▶ **ФРАГМЕНТ ДОКУМЕНТА**:
■ ■ ■ ■
Разгневанный аскет не желал слушать никаких объяснений. Наконец приподнялся, давая понять, что аудиенция окончена.
Дальнейшие попытки спасти спектакль были также тщетны, и сам генерал-губернатор великий князь Сергей Александрович спасовал перед митрополитом, не внимавшим доводам разума.
Такой же случай произошел, когда театр задумал ставить «Саломею» Оскара Уайльда и «Каина» Байрона. Святейший синод запретил обе постановки. Хлопоты привели Немировича-Данченко к экзарху Грузии. Как и митрополит Владимир, он сразу взял гневный тон:
— Вы что же это, собираетесь выводить на театральные подмостки жертвоприношение? И кому жертвоприношение? Богу? И кого же вы на сцену выводите для этого — Адама? Адама, причисленного к лику святых. И Авеля. А вам не известно, что Авель в иерархии святых на две ступени выше самого Адама?
Так, ни «Каина», ни «Саломею» не разрешили ставить на сцене.
Не только цензурные рогатки стояли на пути молодого театра. Руководители его договорились с Обществом народных развлечений, чтобы в праздники по утрам давать дешевые спектакли для рабочих. Но тут вмешалась полиция. Немировича-Данченко вызвал к себе обер-полицмейстер Трепов, тот самый Трепов, который прославился выражением «Патронов не жалеть!».
■ ■ ■ ■
▶ **ЗАДАНИЕ**: Перепишите весь приведённый выше фрагмент документа слово в слово, ничего не меняя.

▶ **МАТЕРИАЛ ДЛЯ АНАЛИЗА**:
■ ■ ■ ■
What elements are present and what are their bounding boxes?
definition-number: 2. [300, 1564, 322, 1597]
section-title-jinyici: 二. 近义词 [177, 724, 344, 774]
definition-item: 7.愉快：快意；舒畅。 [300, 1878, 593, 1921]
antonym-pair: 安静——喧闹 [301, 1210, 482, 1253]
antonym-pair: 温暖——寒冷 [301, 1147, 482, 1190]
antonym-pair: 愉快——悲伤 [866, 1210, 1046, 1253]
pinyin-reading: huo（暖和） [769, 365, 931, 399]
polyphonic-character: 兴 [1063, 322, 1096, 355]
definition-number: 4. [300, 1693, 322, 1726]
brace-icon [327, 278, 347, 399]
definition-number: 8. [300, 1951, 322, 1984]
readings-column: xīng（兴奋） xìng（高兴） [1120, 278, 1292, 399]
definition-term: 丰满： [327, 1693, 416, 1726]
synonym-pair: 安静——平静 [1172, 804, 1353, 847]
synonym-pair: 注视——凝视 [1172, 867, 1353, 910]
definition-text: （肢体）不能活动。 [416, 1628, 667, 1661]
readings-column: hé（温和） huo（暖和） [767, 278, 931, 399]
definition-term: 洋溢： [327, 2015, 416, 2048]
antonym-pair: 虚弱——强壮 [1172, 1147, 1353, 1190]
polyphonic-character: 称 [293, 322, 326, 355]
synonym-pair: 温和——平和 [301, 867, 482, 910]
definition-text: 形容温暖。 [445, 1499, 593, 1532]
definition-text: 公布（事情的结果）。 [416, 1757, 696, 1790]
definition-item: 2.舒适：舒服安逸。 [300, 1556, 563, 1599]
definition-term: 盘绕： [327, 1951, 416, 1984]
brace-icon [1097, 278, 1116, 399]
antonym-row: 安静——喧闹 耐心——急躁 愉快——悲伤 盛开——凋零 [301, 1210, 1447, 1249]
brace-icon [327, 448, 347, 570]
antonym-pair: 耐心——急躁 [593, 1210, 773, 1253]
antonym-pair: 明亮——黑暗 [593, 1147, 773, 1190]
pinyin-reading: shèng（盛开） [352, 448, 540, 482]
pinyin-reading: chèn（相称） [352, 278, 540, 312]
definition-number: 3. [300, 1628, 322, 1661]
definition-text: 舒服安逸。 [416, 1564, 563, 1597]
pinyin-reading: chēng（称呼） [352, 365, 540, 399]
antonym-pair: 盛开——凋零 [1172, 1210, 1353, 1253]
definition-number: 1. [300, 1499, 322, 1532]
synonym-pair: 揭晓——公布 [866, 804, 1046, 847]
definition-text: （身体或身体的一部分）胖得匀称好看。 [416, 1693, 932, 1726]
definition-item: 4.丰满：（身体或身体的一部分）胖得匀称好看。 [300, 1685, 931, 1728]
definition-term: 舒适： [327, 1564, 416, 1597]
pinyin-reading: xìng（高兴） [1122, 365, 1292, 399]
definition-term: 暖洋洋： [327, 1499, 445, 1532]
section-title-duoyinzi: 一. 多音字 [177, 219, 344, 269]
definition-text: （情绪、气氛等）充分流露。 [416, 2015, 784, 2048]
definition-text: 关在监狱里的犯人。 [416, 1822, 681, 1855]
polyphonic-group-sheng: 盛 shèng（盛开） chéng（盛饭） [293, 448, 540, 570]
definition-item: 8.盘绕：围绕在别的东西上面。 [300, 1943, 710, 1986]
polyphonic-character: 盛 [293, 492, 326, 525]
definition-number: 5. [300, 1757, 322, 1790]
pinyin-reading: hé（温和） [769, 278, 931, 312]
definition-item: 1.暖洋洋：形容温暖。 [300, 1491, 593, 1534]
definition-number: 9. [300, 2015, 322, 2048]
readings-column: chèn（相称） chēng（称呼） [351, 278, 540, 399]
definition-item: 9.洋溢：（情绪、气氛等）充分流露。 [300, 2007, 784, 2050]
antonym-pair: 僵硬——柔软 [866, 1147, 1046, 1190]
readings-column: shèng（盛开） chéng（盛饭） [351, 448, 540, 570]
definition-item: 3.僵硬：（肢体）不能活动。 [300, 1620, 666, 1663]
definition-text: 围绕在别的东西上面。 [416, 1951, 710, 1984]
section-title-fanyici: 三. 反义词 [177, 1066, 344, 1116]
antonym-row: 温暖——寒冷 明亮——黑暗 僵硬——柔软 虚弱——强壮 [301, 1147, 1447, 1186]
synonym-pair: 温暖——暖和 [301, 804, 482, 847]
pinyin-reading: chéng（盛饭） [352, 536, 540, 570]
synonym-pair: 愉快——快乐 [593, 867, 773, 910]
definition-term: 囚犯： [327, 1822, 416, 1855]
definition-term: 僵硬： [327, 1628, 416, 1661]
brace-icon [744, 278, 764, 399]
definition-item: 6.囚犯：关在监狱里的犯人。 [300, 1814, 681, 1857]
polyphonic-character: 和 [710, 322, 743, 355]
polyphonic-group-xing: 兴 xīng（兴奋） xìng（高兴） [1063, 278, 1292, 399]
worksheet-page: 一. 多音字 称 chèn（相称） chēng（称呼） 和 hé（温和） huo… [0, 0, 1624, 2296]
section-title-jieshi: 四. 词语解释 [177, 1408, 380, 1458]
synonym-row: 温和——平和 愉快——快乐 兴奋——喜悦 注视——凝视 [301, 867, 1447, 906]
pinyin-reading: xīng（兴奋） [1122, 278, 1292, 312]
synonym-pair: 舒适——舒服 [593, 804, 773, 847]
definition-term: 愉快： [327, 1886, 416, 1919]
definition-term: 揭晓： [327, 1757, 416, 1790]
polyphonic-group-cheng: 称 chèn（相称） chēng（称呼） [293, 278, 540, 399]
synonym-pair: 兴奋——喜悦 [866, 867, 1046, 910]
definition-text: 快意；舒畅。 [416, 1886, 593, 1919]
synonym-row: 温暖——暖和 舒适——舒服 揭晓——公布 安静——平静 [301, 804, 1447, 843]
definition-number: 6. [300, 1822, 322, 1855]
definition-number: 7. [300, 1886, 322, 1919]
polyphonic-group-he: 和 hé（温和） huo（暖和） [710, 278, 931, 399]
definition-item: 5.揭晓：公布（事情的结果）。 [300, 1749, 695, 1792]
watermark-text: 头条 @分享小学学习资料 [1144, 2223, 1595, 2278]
■ ■ ■ ■
▶ **РЕШЕНИЕ**:
Разгневанный аскет не желал слушать никаких объяснений. Наконец приподнялся, давая понять, что аудиенция окончена.
Дальнейшие попытки спасти спектакль были также тщетны, и сам генерал-губернатор великий князь Сергей Александрович спасовал перед митрополитом, не внимавшим доводам разума.
Такой же случай произошел, когда театр задумал ставить «Саломею» Оскара Уайльда и «Каина» Байрона. Святейший синод запретил обе постановки. Хлопоты привели Немировича-Данченко к экзарху Грузии. Как и митрополит Владимир, он сразу взял гневный тон:
— Вы что же это, собираетесь выводить на театральные подмостки жертвоприношение? И кому жертвоприношение? Богу? И кого же вы на сцену выводите для этого — Адама? Адама, причисленного к лику святых. И Авеля. А вам не известно, что Авель в иерархии святых на две ступени выше самого Адама?
Так, ни «Каина», ни «Саломею» не разрешили ставить на сцене.
Не только цензурные рогатки стояли на пути молодого театра. Руководители его договорились с Обществом народных развлечений, чтобы в праздники по утрам давать дешевые спектакли для рабочих. Но тут вмешалась полиция. Немировича-Данченко вызвал к себе обер-полицмейстер Трепов, тот самый Трепов, который прославился выражением «Патронов не жалеть!».